**Exercise requirements:** Repeat every record below exactly, leaving out the pictures.

**Extracted data:**
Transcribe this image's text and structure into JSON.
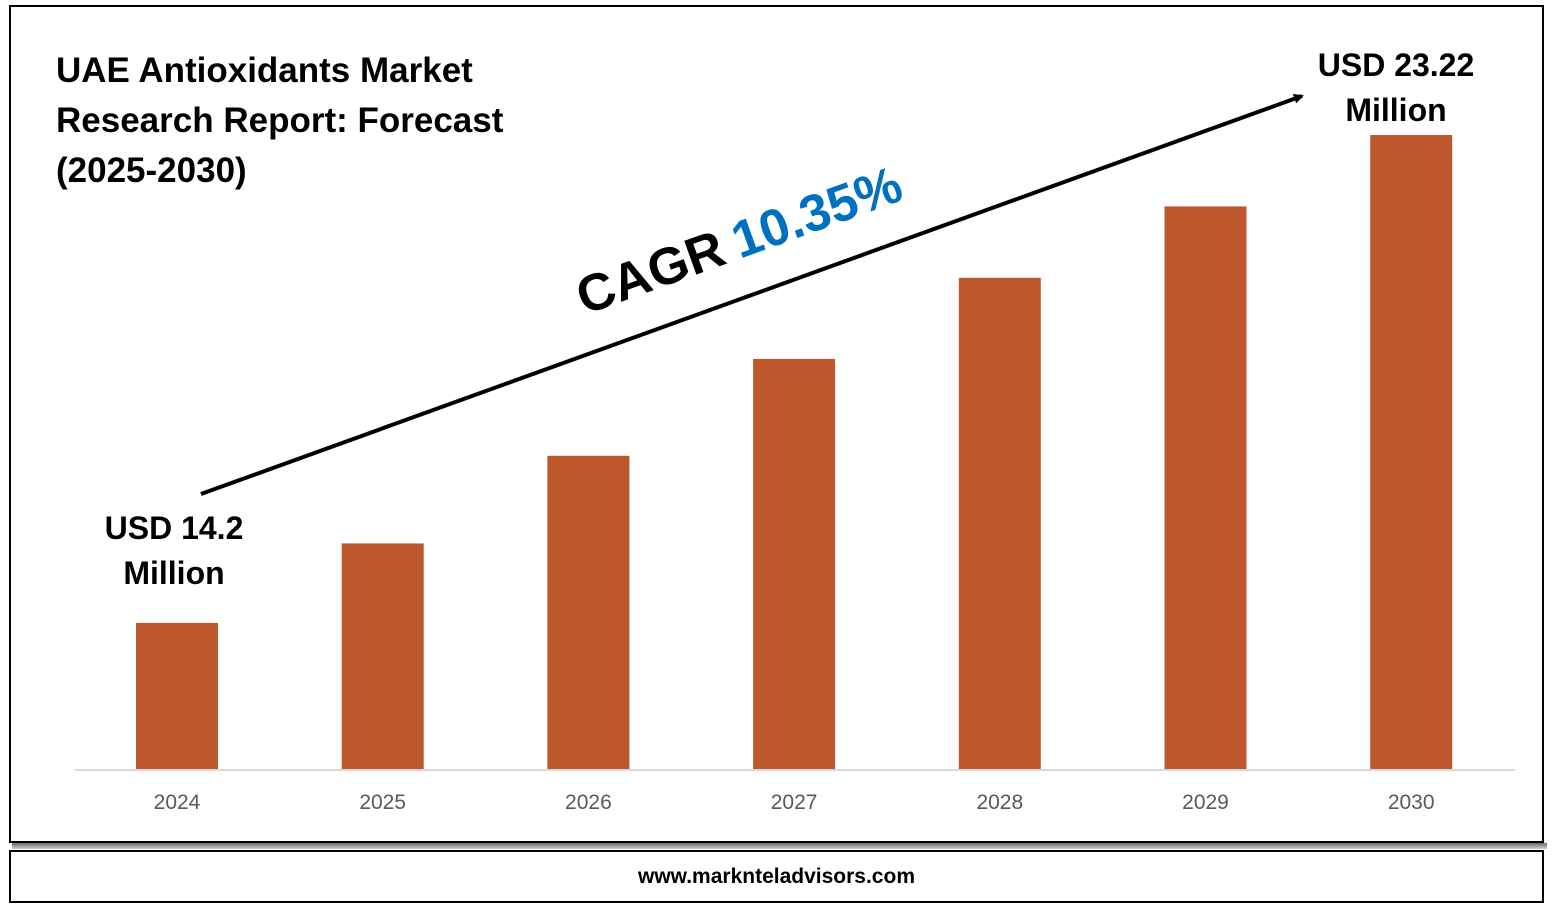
{
  "title": "UAE Antioxidants Market Research Report: Forecast (2025-2030)",
  "footer": {
    "url": "www.marknteladvisors.com"
  },
  "cagr": {
    "label": "CAGR",
    "value": "10.35%"
  },
  "annotations": {
    "start": [
      "USD 14.2",
      "Million"
    ],
    "end": [
      "USD 23.22",
      "Million"
    ]
  },
  "chart_data": {
    "type": "bar",
    "title": "UAE Antioxidants Market Research Report: Forecast (2025-2030)",
    "categories": [
      "2024",
      "2025",
      "2026",
      "2027",
      "2028",
      "2029",
      "2030"
    ],
    "values": [
      14.2,
      15.67,
      17.29,
      19.08,
      20.58,
      21.9,
      23.22
    ],
    "unit": "USD Million",
    "bar_color": "#bd582c",
    "ylim": [
      11.5,
      23.22
    ],
    "grid": false,
    "legend": "none"
  },
  "colors": {
    "bar": "#bd582c",
    "cagr_value": "#0070c0",
    "axis": "#d9d9d9"
  }
}
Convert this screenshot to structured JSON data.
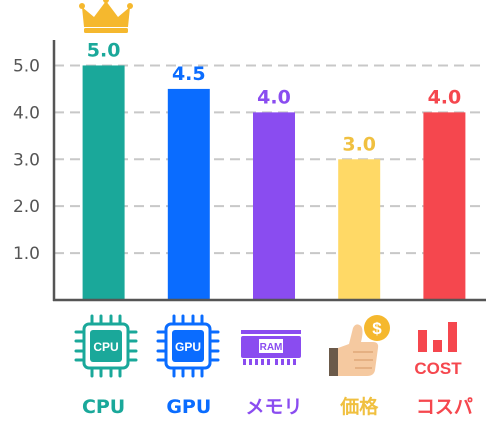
{
  "chart_data": {
    "type": "bar",
    "title": "",
    "xlabel": "",
    "ylabel": "",
    "ylim": [
      0,
      5.5
    ],
    "yticks": [
      "1.0",
      "2.0",
      "3.0",
      "4.0",
      "5.0"
    ],
    "ytick_values": [
      1,
      2,
      3,
      4,
      5
    ],
    "grid": true,
    "categories": [
      "CPU",
      "GPU",
      "メモリ",
      "価格",
      "コスパ"
    ],
    "values": [
      5.0,
      4.5,
      4.0,
      3.0,
      4.0
    ],
    "value_labels": [
      "5.0",
      "4.5",
      "4.0",
      "3.0",
      "4.0"
    ],
    "colors": [
      "#1aa89a",
      "#0a6cff",
      "#8a4cf0",
      "#ffd966",
      "#f5474e"
    ],
    "label_colors": [
      "#1aa89a",
      "#0a6cff",
      "#8a4cf0",
      "#f0c040",
      "#f5474e"
    ],
    "icons": [
      "cpu-chip-icon",
      "gpu-chip-icon",
      "ram-memory-icon",
      "thumbs-up-coin-icon",
      "cost-bars-icon"
    ],
    "icon_texts": {
      "cpu": "CPU",
      "gpu": "GPU",
      "ram": "RAM",
      "cost": "COST",
      "coin": "$"
    },
    "top_marker_icon": "crown-icon"
  }
}
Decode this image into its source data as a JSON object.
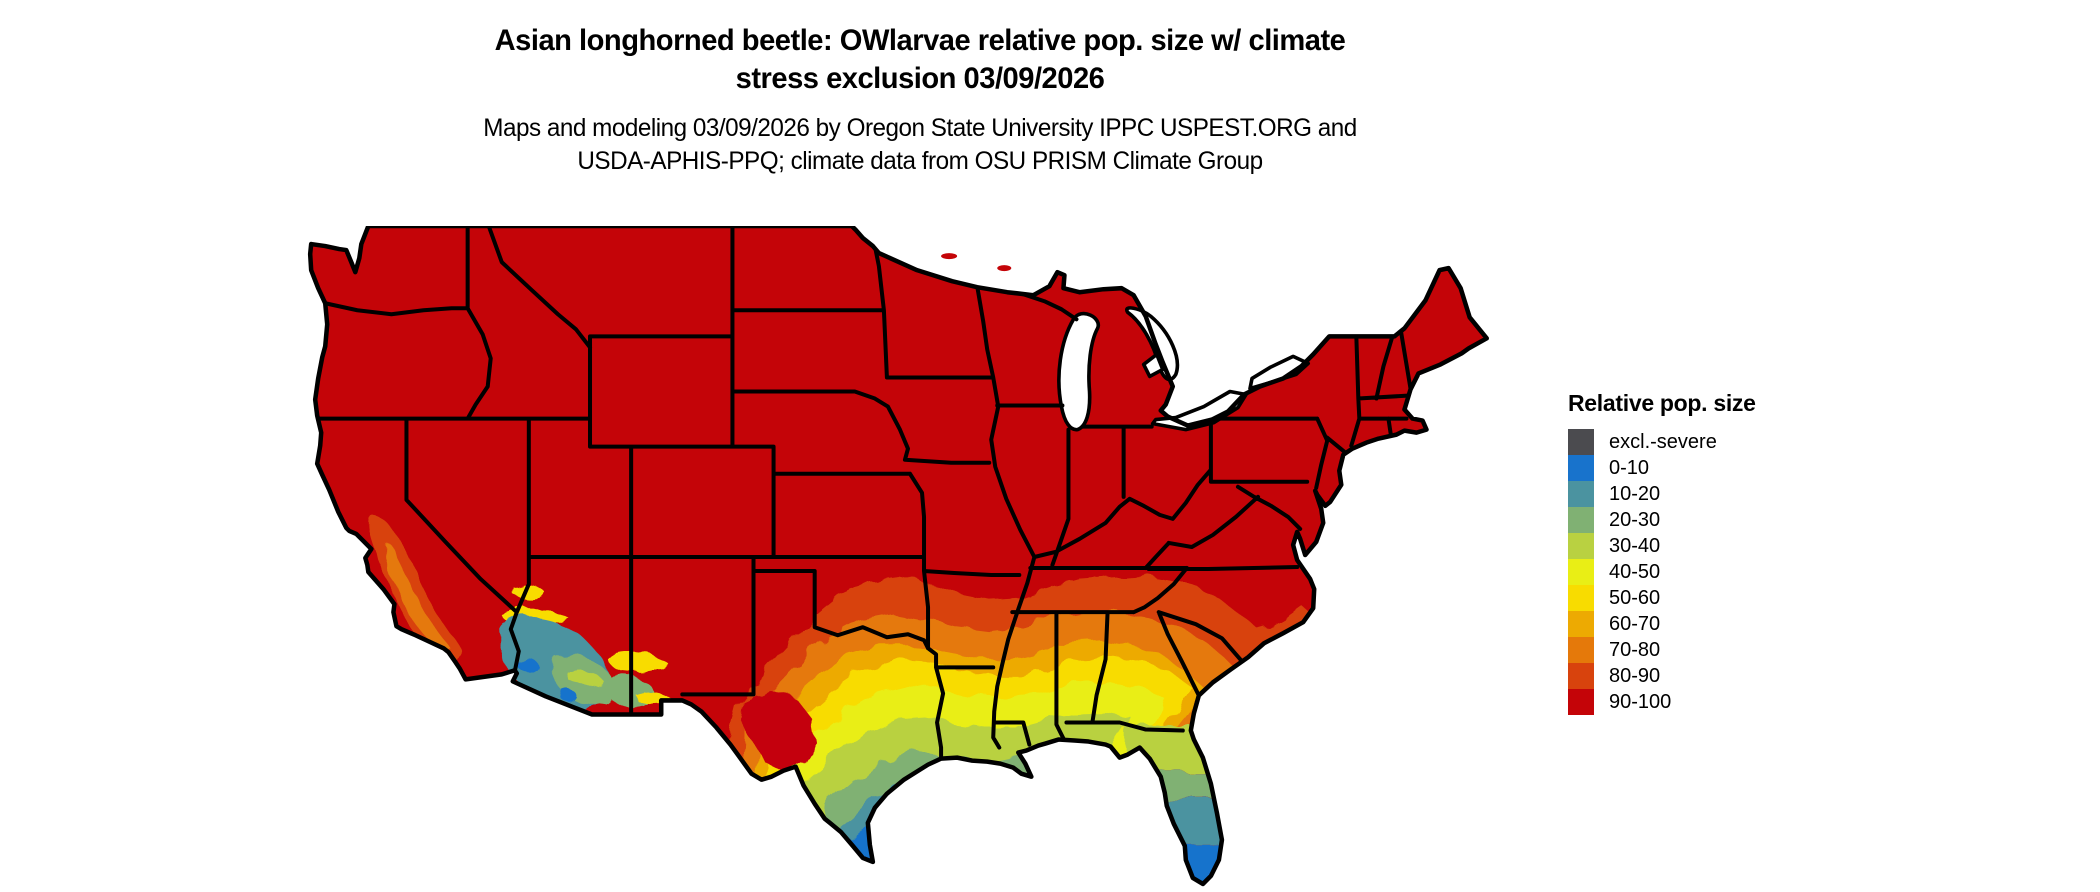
{
  "header": {
    "title_line1": "Asian longhorned beetle: OWlarvae relative pop. size w/ climate",
    "title_line2": "stress exclusion 03/09/2026",
    "subtitle_line1": "Maps and modeling 03/09/2026 by Oregon State University IPPC USPEST.ORG and",
    "subtitle_line2": "USDA-APHIS-PPQ; climate data from OSU PRISM Climate Group"
  },
  "legend": {
    "title": "Relative pop. size",
    "items": [
      {
        "label": "excl.-severe",
        "color": "#4b4b4f"
      },
      {
        "label": "0-10",
        "color": "#1873cc"
      },
      {
        "label": "10-20",
        "color": "#4b93a0"
      },
      {
        "label": "20-30",
        "color": "#80b173"
      },
      {
        "label": "30-40",
        "color": "#b9d141"
      },
      {
        "label": "40-50",
        "color": "#e9ee15"
      },
      {
        "label": "50-60",
        "color": "#f8dc00"
      },
      {
        "label": "60-70",
        "color": "#edaa02"
      },
      {
        "label": "70-80",
        "color": "#e5790a"
      },
      {
        "label": "80-90",
        "color": "#d8430d"
      },
      {
        "label": "90-100",
        "color": "#c40408"
      }
    ]
  },
  "map": {
    "type": "raster choropleth of relative population size classes",
    "region": "Continental United States with black state boundaries",
    "background_color": "#ffffff",
    "border_color": "#000000",
    "dominant_classes": {
      "north_and_interior_us": "90-100",
      "california_central_valley": "70-80 to 80-90",
      "southwest_deserts_se_california_sw_arizona": "0-10 to 40-50 mosaic",
      "oklahoma_arkansas_tennessee_south_carolina_band": "70-80 to 80-90",
      "central_texas_louisiana_mississippi_alabama_georgia_band": "40-50 to 60-70",
      "south_texas_rio_grande_valley": "0-10 to 20-30",
      "north_florida": "30-40",
      "central_florida": "10-20 to 20-30",
      "south_florida": "0-10"
    }
  }
}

**Worked solution:**
Transcribe this image's text and structure into JSON.
{
  "title": "UAE Antioxidants Market Research Report: Forecast (2025-2030)",
  "footer": {
    "url": "www.marknteladvisors.com"
  },
  "cagr": {
    "label": "CAGR",
    "value": "10.35%"
  },
  "annotations": {
    "start": [
      "USD 14.2",
      "Million"
    ],
    "end": [
      "USD 23.22",
      "Million"
    ]
  },
  "chart_data": {
    "type": "bar",
    "title": "UAE Antioxidants Market Research Report: Forecast (2025-2030)",
    "categories": [
      "2024",
      "2025",
      "2026",
      "2027",
      "2028",
      "2029",
      "2030"
    ],
    "values": [
      14.2,
      15.67,
      17.29,
      19.08,
      20.58,
      21.9,
      23.22
    ],
    "unit": "USD Million",
    "bar_color": "#bd582c",
    "ylim": [
      11.5,
      23.22
    ],
    "grid": false,
    "legend": "none"
  },
  "colors": {
    "bar": "#bd582c",
    "cagr_value": "#0070c0",
    "axis": "#d9d9d9"
  }
}
Convert this screenshot to structured JSON data.
{
  "chart_data": {
    "type": "bar",
    "title": "",
    "xlabel": "",
    "ylabel": "",
    "ylim": [
      0,
      5.5
    ],
    "yticks": [
      "1.0",
      "2.0",
      "3.0",
      "4.0",
      "5.0"
    ],
    "ytick_values": [
      1,
      2,
      3,
      4,
      5
    ],
    "grid": true,
    "categories": [
      "CPU",
      "GPU",
      "メモリ",
      "価格",
      "コスパ"
    ],
    "values": [
      5.0,
      4.5,
      4.0,
      3.0,
      4.0
    ],
    "value_labels": [
      "5.0",
      "4.5",
      "4.0",
      "3.0",
      "4.0"
    ],
    "colors": [
      "#1aa89a",
      "#0a6cff",
      "#8a4cf0",
      "#ffd966",
      "#f5474e"
    ],
    "label_colors": [
      "#1aa89a",
      "#0a6cff",
      "#8a4cf0",
      "#f0c040",
      "#f5474e"
    ],
    "icons": [
      "cpu-chip-icon",
      "gpu-chip-icon",
      "ram-memory-icon",
      "thumbs-up-coin-icon",
      "cost-bars-icon"
    ],
    "icon_texts": {
      "cpu": "CPU",
      "gpu": "GPU",
      "ram": "RAM",
      "cost": "COST",
      "coin": "$"
    },
    "top_marker_icon": "crown-icon"
  }
}
Decode this image into its source data as a JSON object.
{
  "header": {
    "title_line1": "Asian longhorned beetle: OWlarvae relative pop. size w/ climate",
    "title_line2": "stress exclusion 03/09/2026",
    "subtitle_line1": "Maps and modeling 03/09/2026 by Oregon State University IPPC USPEST.ORG and",
    "subtitle_line2": "USDA-APHIS-PPQ; climate data from OSU PRISM Climate Group"
  },
  "legend": {
    "title": "Relative pop. size",
    "items": [
      {
        "label": "excl.-severe",
        "color": "#4b4b4f"
      },
      {
        "label": "0-10",
        "color": "#1873cc"
      },
      {
        "label": "10-20",
        "color": "#4b93a0"
      },
      {
        "label": "20-30",
        "color": "#80b173"
      },
      {
        "label": "30-40",
        "color": "#b9d141"
      },
      {
        "label": "40-50",
        "color": "#e9ee15"
      },
      {
        "label": "50-60",
        "color": "#f8dc00"
      },
      {
        "label": "60-70",
        "color": "#edaa02"
      },
      {
        "label": "70-80",
        "color": "#e5790a"
      },
      {
        "label": "80-90",
        "color": "#d8430d"
      },
      {
        "label": "90-100",
        "color": "#c40408"
      }
    ]
  },
  "map": {
    "type": "raster choropleth of relative population size classes",
    "region": "Continental United States with black state boundaries",
    "background_color": "#ffffff",
    "border_color": "#000000",
    "dominant_classes": {
      "north_and_interior_us": "90-100",
      "california_central_valley": "70-80 to 80-90",
      "southwest_deserts_se_california_sw_arizona": "0-10 to 40-50 mosaic",
      "oklahoma_arkansas_tennessee_south_carolina_band": "70-80 to 80-90",
      "central_texas_louisiana_mississippi_alabama_georgia_band": "40-50 to 60-70",
      "south_texas_rio_grande_valley": "0-10 to 20-30",
      "north_florida": "30-40",
      "central_florida": "10-20 to 20-30",
      "south_florida": "0-10"
    }
  }
}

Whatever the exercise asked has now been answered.